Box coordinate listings
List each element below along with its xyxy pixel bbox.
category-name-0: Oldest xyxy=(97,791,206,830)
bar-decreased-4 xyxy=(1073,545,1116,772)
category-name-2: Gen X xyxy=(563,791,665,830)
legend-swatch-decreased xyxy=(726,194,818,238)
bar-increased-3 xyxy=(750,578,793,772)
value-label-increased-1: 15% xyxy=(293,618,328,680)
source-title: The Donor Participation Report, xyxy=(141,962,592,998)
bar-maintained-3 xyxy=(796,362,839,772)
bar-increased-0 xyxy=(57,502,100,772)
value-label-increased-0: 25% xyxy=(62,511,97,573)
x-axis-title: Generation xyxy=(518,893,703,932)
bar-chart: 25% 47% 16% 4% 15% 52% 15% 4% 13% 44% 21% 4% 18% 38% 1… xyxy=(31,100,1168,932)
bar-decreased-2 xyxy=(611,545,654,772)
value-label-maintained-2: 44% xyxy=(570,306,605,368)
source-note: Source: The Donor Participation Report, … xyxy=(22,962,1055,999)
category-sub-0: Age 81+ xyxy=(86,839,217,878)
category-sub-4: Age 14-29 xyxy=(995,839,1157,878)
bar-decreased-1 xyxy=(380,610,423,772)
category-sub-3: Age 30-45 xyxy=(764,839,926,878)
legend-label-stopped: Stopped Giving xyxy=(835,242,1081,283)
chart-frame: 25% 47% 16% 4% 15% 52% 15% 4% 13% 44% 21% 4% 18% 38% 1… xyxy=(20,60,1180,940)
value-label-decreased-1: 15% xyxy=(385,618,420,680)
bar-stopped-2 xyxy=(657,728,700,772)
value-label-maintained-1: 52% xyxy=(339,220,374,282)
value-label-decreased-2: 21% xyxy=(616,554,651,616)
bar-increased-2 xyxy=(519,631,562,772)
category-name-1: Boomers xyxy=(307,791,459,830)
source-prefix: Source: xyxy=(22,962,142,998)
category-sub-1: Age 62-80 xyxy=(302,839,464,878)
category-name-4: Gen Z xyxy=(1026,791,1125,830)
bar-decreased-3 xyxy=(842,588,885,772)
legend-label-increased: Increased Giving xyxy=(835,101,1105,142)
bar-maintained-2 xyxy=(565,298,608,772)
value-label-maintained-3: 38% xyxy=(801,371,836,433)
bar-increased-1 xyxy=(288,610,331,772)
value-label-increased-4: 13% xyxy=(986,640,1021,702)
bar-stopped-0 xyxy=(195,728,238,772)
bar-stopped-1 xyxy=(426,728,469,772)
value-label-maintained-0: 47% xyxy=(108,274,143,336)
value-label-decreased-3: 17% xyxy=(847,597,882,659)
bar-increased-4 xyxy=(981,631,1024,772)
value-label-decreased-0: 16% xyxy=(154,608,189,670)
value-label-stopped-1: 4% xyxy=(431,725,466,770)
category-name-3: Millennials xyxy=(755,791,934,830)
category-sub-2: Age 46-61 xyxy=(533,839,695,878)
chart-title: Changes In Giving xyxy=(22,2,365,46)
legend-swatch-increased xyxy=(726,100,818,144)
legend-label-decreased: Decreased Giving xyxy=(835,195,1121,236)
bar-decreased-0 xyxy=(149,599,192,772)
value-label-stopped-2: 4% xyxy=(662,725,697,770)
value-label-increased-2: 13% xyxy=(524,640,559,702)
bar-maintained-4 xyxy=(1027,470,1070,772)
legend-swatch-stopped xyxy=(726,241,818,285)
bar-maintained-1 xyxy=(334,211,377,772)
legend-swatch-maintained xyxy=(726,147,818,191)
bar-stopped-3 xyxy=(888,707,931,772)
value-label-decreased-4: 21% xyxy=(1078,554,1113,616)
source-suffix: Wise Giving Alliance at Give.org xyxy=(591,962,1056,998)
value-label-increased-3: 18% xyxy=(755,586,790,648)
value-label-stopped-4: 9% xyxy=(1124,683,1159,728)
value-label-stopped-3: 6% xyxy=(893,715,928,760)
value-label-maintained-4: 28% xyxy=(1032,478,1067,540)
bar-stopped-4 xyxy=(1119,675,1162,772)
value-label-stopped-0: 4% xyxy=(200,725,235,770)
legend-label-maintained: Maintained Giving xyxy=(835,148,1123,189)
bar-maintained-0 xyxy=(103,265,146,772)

* * *

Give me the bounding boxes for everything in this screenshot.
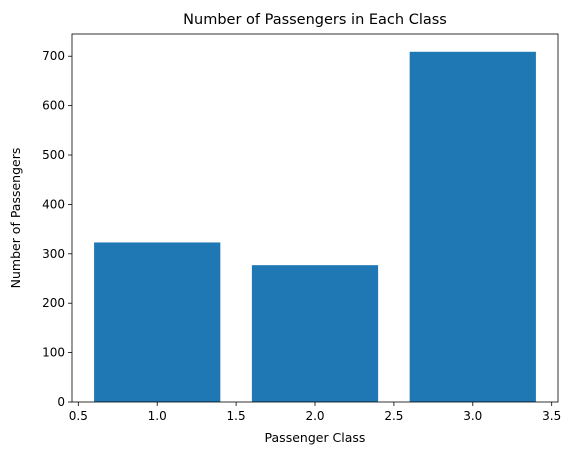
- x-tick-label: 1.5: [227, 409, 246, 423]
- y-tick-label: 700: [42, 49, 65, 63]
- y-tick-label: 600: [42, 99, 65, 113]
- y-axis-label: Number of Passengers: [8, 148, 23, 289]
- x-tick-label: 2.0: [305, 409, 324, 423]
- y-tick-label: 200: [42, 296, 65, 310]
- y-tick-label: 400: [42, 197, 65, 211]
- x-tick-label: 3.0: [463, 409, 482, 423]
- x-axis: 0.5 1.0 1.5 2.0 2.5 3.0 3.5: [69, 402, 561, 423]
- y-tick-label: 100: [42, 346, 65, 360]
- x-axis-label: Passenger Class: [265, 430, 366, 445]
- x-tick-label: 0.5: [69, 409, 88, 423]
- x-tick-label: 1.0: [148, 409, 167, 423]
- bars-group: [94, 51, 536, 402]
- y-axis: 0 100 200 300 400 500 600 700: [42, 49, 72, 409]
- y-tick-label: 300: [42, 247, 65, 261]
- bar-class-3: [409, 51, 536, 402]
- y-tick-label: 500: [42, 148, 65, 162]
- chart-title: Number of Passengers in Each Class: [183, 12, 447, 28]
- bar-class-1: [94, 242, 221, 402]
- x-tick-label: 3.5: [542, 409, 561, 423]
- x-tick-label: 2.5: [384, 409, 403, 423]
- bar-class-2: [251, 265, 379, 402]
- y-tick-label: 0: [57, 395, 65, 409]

● TASK STATEMENT
Copy the lines of the records above, starting at the line containing "List each element" and ending at the line containing "value-label-increased-1: 15% xyxy=(293,618,328,680)", both included.

● SOLVED EXERCISE
List each element below along with its xyxy pixel bbox.
category-name-0: Oldest xyxy=(97,791,206,830)
bar-decreased-4 xyxy=(1073,545,1116,772)
category-name-2: Gen X xyxy=(563,791,665,830)
legend-swatch-decreased xyxy=(726,194,818,238)
bar-increased-3 xyxy=(750,578,793,772)
value-label-increased-1: 15% xyxy=(293,618,328,680)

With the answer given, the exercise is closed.